• EXERCISE DIRECTIONS:
Retype the passage from the TOUT Voltaire announcement below, starting with "As part of collaborative" and going on through "corpus analysis engine.".

• SOURCE DOCUMENT:
§ §

As part of collaborative efforts with the Voltaire Foundation to establish the Voltaire Lab as a virtual research centre, we are pleased to announce a major update of the TOUT Voltaire database and search interface, expanding links between the ARTFL Encyclopédie Project and several new research databases made available for the first time. Working in close collaboration with the ARTFL Project at the University of Chicago – one of the oldest and better known North American centres for digital humanities research – we have rebuilt the TOUT Voltaire database under PhiloLogic4, ARTFL’s next-generation search and corpus analysis engine.

Image1

New Search interface for TOUT Voltaire

PhiloLogic4 is a powerful research tool, allowing users to browse Voltaire’s works dynamically by date or title, along with further faceted browsing using the ‘title’, ‘year’ and ‘genre’, combined with word and phrase searching. Word searches are greatly improved for flexibility and ease of display and now include four primary result reports:

  • Concordance, or search terms in their context
  • KWIC, or line-by-line occurrences of the search term
  • Collocation, or terms that co-occur most with the search term
  • Time Series, which displays search term frequency over time

The new search interface will allow users to formulate complex queries with relatively little effort, following lines of enquiry in a dynamic fashion that moves from ‘distant reading’ scales of exploration to more fine-grained close textual analysis.

§ §

• DATA PROVIDED:

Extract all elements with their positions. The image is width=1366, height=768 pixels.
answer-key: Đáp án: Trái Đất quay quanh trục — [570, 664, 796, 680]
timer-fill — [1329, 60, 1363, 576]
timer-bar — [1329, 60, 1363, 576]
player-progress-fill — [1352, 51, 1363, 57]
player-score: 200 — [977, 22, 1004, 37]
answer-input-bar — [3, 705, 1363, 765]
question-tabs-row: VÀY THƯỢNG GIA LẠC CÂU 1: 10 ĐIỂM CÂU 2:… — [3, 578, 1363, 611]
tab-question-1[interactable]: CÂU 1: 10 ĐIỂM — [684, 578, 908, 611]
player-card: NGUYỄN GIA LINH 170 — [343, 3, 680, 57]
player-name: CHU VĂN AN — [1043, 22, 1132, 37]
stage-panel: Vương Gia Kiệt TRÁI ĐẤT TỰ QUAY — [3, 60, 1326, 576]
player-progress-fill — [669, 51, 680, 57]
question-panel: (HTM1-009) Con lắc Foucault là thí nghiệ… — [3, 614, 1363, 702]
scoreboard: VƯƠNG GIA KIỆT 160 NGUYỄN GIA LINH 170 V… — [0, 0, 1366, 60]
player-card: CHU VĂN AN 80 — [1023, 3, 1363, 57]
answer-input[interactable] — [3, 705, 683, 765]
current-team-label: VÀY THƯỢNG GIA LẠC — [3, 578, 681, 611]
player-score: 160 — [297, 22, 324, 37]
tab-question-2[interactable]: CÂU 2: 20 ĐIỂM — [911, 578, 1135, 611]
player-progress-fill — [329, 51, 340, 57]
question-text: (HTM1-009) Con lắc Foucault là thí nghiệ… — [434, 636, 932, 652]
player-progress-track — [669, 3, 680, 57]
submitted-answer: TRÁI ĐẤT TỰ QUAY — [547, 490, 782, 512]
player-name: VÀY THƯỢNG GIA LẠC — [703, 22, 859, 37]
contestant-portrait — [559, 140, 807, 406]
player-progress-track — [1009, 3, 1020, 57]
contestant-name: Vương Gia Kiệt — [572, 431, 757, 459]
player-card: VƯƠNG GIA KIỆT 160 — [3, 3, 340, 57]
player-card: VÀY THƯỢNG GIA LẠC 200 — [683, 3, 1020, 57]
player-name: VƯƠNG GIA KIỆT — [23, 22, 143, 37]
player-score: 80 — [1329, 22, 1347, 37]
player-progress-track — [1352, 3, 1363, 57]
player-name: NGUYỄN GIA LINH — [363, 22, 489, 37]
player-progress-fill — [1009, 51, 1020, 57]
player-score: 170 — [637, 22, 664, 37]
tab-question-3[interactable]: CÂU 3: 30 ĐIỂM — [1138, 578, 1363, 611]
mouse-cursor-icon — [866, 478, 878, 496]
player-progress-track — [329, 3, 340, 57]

§ §

• COMPLETE RESPONSE:
As part of collaborative efforts with the Voltaire Foundation to establish the Voltaire Lab as a virtual research centre, we are pleased to announce a major update of the TOUT Voltaire database and search interface, expanding links between the ARTFL Encyclopédie Project and several new research databases made available for the first time. Working in close collaboration with the ARTFL Project at the University of Chicago – one of the oldest and better known North American centres for digital humanities research – we have rebuilt the TOUT Voltaire database under PhiloLogic4, ARTFL’s next-generation search and corpus analysis engine.